● Task instructions
Track down each line that has the word "transfer" and copy it.

● Supplied records
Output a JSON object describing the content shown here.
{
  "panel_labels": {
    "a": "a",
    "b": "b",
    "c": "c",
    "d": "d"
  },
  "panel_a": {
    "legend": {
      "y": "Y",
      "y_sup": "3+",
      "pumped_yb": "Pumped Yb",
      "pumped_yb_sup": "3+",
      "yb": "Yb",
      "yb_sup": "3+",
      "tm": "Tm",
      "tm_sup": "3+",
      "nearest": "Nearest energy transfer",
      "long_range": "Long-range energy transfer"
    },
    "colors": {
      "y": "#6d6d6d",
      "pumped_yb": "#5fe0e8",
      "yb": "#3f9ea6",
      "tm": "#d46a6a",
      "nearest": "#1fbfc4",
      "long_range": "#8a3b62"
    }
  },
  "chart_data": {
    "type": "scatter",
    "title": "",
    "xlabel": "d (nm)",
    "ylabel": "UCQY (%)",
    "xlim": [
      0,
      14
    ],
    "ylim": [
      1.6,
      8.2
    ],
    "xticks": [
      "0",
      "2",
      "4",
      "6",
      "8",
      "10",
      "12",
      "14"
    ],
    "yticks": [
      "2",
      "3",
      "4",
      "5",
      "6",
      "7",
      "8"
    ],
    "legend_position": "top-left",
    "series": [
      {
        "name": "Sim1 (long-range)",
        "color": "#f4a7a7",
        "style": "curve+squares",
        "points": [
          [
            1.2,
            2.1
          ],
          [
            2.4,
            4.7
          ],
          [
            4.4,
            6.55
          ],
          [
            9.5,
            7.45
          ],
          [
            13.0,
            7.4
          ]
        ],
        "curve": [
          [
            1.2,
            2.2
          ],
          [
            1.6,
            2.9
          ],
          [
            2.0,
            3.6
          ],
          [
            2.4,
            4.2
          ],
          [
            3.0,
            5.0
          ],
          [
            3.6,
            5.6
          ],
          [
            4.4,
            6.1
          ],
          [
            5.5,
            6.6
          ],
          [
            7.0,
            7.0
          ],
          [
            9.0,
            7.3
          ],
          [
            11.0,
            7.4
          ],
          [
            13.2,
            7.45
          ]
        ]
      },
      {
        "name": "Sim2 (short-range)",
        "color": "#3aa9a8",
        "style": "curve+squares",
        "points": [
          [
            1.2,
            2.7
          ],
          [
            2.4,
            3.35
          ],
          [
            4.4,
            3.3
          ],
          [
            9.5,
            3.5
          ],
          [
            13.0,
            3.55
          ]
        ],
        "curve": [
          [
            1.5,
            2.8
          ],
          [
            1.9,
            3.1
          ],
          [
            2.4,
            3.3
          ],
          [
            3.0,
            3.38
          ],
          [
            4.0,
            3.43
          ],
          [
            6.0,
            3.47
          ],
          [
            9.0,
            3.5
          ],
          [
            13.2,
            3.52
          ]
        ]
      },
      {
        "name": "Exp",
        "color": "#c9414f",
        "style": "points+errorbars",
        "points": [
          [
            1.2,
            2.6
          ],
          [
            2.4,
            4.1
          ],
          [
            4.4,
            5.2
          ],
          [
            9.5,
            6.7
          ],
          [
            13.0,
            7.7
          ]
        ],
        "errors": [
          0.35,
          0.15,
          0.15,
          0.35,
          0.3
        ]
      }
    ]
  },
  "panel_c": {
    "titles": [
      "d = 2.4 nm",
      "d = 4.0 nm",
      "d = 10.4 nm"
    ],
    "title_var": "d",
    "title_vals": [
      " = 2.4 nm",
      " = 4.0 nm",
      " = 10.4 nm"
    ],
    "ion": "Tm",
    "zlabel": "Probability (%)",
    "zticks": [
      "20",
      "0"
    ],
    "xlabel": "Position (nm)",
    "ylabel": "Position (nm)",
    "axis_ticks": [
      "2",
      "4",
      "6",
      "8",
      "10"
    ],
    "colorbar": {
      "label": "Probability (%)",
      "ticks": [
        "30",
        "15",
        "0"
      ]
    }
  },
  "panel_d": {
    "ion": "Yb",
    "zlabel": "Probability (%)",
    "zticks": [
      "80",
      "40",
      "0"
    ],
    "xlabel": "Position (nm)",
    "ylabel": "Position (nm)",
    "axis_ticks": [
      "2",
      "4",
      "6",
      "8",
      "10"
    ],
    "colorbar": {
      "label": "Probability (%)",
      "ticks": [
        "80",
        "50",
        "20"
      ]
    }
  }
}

● Task result
      "nearest": "Nearest energy transfer",
      "long_range": "Long-range energy transfer"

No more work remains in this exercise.